## [SOURCE TEXT]

==*==

# Cabela's BBQ Cook-Off Dundee, MI (pictures)



## Bruce B (Jun 18, 2005)

Well I got home from Cabela's comp in Dundee, MI after assisting on the BBQBobs.com Comp Team. 30 teams competed, the weather was cloudy and a little cool but excellent cooking weather.

We ended up in 5th place out of 30 teams, here's a couple links to photo's and to top 15 results.

http://www.rbjb.com/rbjb/rbjbboard/messages/414641.html

http://community.webshots.com/album/372829062orVIAj

I'm tired now and going to lay down, more tomorrow. Happy Father's Day to my fellow Father's.


----------



## ScottyDaQ (Jun 18, 2005)

Congrats on that Bruce!

In the pics ... Who's ... what... where? LOL


----------



## Kloset BBQR (Jun 19, 2005)

Congratulations Bruce!  Q looked great!  Hope to see you next month in Grand Rapids!


----------



## Woodman1 (Jun 19, 2005)

If they do this again next year, we may come up for it!


----------



## Nick Prochilo (Jun 19, 2005)

Congratulations Bruce! Great looking pics!


----------



## Kloset BBQR (Jun 19, 2005)

Man, we've got a bunch of early risers this morning!

==*==

## [MATERIAL PROVIDED]
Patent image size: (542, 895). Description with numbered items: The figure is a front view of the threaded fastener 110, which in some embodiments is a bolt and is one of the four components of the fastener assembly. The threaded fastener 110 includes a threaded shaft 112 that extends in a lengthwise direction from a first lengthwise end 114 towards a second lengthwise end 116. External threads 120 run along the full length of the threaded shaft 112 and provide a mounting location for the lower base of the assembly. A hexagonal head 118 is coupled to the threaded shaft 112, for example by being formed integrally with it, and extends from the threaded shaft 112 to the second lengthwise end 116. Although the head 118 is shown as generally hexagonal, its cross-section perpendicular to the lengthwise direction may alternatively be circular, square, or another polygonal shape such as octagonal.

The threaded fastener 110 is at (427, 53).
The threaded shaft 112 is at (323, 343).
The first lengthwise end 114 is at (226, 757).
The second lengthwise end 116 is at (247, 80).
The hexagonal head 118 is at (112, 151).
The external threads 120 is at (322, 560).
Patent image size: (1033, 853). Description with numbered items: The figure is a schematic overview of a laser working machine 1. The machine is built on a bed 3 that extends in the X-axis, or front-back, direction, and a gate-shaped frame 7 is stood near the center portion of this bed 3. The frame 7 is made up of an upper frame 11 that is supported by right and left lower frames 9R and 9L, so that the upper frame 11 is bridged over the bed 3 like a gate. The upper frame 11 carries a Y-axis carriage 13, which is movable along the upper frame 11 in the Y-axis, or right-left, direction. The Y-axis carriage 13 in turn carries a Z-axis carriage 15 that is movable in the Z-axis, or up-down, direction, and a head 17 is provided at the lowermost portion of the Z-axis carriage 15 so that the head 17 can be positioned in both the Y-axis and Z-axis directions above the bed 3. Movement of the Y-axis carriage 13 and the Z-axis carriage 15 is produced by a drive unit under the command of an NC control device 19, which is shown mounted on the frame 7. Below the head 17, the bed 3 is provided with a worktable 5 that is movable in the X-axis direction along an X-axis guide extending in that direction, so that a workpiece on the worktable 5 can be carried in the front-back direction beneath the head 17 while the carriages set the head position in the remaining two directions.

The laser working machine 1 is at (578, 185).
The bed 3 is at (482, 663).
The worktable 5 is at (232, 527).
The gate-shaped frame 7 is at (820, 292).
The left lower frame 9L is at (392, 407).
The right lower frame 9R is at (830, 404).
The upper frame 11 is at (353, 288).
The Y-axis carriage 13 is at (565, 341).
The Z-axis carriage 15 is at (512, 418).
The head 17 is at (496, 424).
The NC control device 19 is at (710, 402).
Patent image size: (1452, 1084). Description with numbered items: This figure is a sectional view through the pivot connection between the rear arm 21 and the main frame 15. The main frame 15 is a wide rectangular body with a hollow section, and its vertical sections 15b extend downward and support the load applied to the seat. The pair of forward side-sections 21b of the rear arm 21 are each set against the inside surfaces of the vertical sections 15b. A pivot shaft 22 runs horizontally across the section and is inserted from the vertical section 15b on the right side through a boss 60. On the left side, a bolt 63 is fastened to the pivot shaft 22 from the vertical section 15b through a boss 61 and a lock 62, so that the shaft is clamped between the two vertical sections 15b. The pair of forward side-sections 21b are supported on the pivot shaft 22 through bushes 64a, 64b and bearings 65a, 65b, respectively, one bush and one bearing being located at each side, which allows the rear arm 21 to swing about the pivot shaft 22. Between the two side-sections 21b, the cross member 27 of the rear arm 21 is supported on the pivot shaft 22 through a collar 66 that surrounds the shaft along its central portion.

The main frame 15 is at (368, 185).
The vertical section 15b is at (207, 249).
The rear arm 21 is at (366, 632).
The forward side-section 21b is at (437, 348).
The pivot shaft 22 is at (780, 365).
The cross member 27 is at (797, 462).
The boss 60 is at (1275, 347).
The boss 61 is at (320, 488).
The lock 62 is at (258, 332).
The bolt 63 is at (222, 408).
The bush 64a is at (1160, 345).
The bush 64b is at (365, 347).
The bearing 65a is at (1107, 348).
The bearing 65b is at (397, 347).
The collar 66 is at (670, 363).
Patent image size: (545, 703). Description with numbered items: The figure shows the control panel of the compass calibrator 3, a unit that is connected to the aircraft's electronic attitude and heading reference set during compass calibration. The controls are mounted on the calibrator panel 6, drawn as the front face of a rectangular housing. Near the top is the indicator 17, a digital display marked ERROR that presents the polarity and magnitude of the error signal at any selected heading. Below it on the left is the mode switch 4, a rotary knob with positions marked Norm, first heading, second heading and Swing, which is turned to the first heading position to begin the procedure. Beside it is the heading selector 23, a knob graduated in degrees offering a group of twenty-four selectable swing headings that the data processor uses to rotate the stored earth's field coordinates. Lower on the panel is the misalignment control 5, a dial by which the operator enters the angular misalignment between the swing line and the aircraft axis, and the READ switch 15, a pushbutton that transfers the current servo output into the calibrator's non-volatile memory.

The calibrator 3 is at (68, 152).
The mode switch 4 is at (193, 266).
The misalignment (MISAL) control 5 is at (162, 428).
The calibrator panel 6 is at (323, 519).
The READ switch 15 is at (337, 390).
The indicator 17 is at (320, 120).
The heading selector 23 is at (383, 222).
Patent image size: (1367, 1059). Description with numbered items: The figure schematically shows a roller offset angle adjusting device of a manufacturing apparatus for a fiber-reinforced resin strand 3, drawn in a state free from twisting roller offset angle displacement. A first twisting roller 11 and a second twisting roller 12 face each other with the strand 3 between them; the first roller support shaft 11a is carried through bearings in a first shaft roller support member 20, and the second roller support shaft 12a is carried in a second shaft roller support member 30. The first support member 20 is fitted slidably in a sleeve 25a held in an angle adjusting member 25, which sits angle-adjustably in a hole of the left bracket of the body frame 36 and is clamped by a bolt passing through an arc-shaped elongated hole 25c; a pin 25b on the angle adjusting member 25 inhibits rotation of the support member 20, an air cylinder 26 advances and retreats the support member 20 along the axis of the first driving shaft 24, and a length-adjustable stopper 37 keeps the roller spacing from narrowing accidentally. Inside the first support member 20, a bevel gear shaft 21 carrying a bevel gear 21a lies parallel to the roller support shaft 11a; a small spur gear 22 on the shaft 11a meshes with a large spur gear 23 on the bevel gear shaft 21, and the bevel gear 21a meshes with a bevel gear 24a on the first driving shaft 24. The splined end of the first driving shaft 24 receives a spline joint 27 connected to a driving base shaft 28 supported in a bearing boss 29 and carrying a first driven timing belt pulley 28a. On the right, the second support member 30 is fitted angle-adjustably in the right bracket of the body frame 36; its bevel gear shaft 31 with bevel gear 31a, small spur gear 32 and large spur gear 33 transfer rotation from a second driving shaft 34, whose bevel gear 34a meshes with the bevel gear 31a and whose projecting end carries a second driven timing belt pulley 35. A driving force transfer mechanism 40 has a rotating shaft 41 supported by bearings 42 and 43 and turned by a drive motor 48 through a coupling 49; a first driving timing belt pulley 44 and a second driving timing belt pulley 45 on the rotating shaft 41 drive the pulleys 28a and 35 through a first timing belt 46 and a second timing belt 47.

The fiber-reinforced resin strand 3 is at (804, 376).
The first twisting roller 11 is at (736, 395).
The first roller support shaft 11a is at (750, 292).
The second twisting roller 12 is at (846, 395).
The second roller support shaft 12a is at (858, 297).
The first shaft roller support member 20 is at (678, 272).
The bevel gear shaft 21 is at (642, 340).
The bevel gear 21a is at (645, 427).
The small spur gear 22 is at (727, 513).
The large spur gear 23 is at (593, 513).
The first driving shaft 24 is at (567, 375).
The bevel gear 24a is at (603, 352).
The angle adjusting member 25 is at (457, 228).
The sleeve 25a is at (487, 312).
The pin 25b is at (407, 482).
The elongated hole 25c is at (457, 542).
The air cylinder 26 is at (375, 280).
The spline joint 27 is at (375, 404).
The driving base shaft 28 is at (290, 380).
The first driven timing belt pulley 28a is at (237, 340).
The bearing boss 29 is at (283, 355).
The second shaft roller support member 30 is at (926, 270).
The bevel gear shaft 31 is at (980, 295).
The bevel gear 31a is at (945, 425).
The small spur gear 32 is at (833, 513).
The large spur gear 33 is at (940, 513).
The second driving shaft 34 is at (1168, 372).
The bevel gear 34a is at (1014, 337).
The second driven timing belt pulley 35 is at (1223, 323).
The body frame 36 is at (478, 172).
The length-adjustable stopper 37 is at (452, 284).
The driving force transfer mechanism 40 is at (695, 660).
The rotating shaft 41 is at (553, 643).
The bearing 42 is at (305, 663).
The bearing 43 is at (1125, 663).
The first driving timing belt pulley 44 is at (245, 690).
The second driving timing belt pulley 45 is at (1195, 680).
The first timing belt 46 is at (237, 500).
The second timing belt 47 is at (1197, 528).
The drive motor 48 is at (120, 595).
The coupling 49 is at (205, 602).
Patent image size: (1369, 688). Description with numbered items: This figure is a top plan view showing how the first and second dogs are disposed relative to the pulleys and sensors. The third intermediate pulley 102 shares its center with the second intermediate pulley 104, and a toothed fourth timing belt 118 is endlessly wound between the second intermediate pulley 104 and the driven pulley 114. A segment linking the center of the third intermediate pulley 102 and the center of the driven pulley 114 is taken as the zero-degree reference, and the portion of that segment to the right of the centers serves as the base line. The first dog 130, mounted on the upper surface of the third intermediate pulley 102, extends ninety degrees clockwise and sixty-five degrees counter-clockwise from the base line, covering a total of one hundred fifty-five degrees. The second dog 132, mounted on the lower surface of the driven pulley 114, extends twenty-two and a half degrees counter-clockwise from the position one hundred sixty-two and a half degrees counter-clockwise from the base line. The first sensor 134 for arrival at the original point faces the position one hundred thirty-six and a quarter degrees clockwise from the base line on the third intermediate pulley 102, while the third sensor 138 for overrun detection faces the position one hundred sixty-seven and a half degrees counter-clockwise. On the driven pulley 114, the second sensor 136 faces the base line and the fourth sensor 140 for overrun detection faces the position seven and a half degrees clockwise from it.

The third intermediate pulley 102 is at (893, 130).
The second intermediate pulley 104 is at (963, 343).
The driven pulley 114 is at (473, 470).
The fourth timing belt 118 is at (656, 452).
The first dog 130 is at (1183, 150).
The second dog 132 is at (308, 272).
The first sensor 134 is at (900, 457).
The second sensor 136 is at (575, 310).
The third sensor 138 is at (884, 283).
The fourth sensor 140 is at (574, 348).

==*==

## [WRITTEN INSTRUCTION 1]
In the entries, reproduce the lines from the one containing "Patent image size: (1452, 1084)." through the one containing "The bolt 63 is at (222, 408).", with both of those lines included.
## [WRITTEN INSTRUCTION 2]
Continue the forum thread about the Cabela's BBQ cook-off from the point where it ends.

## [WRITTEN ANSWER 1]
Patent image size: (1452, 1084). Description with numbered items: This figure is a sectional view through the pivot connection between the rear arm 21 and the main frame 15. The main frame 15 is a wide rectangular body with a hollow section, and its vertical sections 15b extend downward and support the load applied to the seat. The pair of forward side-sections 21b of the rear arm 21 are each set against the inside surfaces of the vertical sections 15b. A pivot shaft 22 runs horizontally across the section and is inserted from the vertical section 15b on the right side through a boss 60. On the left side, a bolt 63 is fastened to the pivot shaft 22 from the vertical section 15b through a boss 61 and a lock 62, so that the shaft is clamped between the two vertical sections 15b. The pair of forward side-sections 21b are supported on the pivot shaft 22 through bushes 64a, 64b and bearings 65a, 65b, respectively, one bush and one bearing being located at each side, which allows the rear arm 21 to swing about the pivot shaft 22. Between the two side-sections 21b, the cross member 27 of the rear arm 21 is supported on the pivot shaft 22 through a collar 66 that surrounds the shaft along its central portion.

The main frame 15 is at (368, 185).
The vertical section 15b is at (207, 249).
The rear arm 21 is at (366, 632).
The forward side-section 21b is at (437, 348).
The pivot shaft 22 is at (780, 365).
The cross member 27 is at (797, 462).
The boss 60 is at (1275, 347).
The boss 61 is at (320, 488).
The lock 62 is at (258, 332).
The bolt 63 is at (222, 408).

## [WRITTEN ANSWER 2]
Happy Father's Day everyone!


----------



## ScottyDaQ (Jun 19, 2005)

Kloset BBQR said:
			
		

> Man, we've got a bunch of early risers this morning!
> 
> Happy Father's Day everyone!



Shhhh, DaleP has a headache.  :grin:  :grin:


----------



## Captain Morgan (Jun 19, 2005)

Bruce I didn't know you knew Bob!  He's a a revered figure in the bbq world, hope his health is ok.


----------



## LarryWolfe (Jun 19, 2005)

Congrats Bruce!  Good job!


----------



## Bruce B (Jun 19, 2005)

Captain,

Bob and I cooked together at Nelsonville, Ohio two years ago. Maybe if we ever meet and you have a couple hours to kill, I'll buy you some adult beverages and I'll tell you that story.

Bob only lives about 20 minutes from my place.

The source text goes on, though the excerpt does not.